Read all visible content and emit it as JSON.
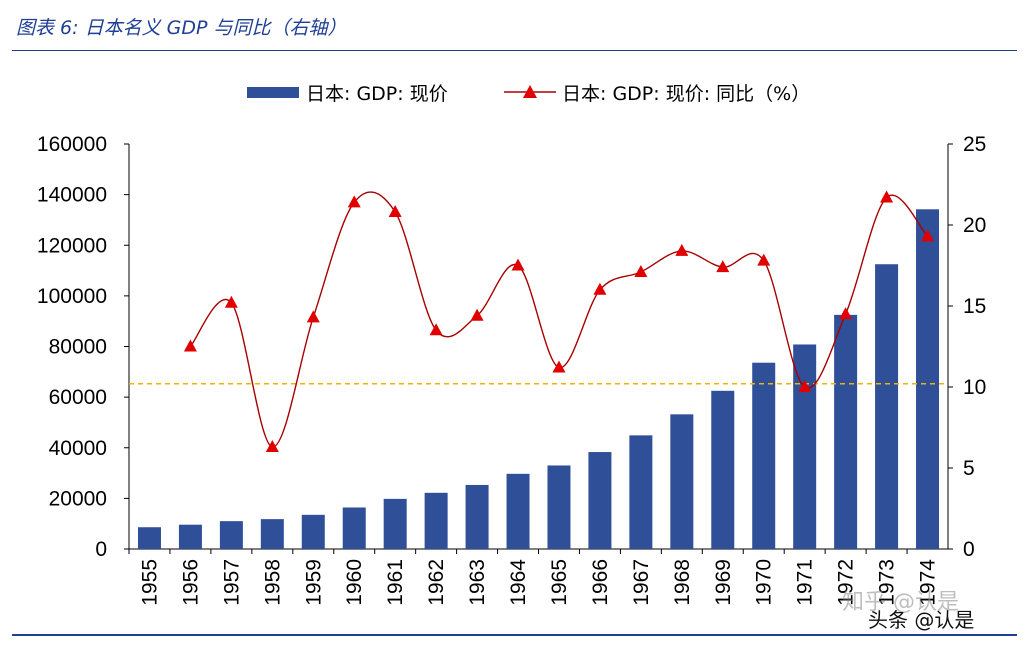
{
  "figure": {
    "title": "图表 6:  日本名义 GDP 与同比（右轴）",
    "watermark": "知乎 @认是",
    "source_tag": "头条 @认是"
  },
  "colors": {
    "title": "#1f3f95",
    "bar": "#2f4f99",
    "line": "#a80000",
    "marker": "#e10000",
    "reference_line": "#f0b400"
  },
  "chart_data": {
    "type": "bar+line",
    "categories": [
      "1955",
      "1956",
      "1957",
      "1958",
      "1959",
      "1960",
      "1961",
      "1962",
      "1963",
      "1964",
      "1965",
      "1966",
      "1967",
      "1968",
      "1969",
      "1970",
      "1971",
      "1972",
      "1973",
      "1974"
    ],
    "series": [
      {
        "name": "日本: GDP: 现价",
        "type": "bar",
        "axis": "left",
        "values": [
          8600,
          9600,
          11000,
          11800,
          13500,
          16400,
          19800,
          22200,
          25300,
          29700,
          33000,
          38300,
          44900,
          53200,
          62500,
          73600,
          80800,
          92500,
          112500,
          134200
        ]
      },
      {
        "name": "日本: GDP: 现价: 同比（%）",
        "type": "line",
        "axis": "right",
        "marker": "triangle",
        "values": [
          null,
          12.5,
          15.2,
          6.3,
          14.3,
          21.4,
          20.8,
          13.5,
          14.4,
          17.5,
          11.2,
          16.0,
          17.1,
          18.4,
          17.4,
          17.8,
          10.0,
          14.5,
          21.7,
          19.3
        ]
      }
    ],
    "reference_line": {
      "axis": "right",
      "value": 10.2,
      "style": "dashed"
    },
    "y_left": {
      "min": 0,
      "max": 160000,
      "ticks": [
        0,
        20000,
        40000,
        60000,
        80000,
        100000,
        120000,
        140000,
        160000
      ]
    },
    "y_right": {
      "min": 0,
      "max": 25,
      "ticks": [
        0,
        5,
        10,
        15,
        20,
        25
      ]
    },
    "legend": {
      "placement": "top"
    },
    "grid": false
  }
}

━━━━━━━━

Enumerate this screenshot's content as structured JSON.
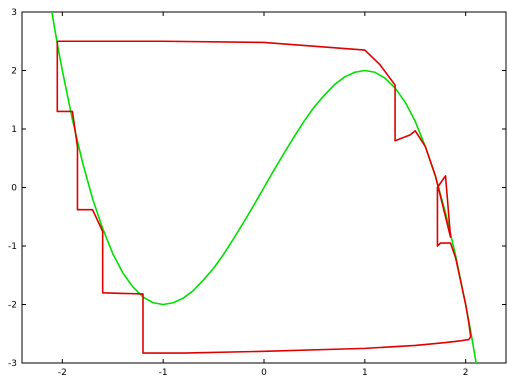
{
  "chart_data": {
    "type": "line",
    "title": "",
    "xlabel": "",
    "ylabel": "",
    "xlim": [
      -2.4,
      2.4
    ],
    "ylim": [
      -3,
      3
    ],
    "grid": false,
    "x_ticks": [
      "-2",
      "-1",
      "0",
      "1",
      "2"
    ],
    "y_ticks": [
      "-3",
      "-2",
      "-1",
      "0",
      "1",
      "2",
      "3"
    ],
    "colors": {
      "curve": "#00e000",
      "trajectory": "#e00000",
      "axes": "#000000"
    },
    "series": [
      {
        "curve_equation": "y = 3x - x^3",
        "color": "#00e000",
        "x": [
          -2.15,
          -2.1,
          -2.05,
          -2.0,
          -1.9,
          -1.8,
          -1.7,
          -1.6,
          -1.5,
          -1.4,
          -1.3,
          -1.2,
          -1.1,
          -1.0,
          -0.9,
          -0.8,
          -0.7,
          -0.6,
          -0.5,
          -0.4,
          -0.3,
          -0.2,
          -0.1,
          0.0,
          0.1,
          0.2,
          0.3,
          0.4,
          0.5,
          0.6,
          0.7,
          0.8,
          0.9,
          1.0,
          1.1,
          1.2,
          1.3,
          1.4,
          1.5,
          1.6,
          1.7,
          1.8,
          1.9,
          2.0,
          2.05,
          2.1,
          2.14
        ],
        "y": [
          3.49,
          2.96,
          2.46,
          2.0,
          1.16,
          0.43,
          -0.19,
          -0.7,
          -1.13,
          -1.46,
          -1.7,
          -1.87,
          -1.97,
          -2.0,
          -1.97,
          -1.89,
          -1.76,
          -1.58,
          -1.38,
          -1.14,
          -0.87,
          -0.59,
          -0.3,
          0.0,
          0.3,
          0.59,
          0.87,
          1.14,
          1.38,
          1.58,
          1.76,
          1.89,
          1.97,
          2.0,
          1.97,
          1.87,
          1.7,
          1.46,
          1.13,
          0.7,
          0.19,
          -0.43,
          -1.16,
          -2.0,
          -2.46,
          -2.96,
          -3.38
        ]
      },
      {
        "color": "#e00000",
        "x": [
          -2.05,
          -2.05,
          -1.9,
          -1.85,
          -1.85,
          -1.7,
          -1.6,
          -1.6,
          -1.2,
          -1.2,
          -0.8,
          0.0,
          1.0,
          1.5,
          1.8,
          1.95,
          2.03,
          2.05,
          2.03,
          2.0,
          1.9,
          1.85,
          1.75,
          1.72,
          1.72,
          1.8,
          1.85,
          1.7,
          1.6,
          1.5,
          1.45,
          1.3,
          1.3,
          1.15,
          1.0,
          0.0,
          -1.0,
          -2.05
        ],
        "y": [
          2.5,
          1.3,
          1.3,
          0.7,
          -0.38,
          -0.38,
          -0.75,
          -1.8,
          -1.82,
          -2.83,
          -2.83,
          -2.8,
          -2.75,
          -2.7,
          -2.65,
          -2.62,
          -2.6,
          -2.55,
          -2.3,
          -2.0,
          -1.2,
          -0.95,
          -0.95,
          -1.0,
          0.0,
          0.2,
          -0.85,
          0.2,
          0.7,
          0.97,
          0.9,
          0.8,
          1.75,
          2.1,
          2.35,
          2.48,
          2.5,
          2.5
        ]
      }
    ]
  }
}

━━━━━━━━

Instructions for the task: Each line in the listing above either holds the string "JSON" or does not; state how many do, giving the number only.

Full output: 2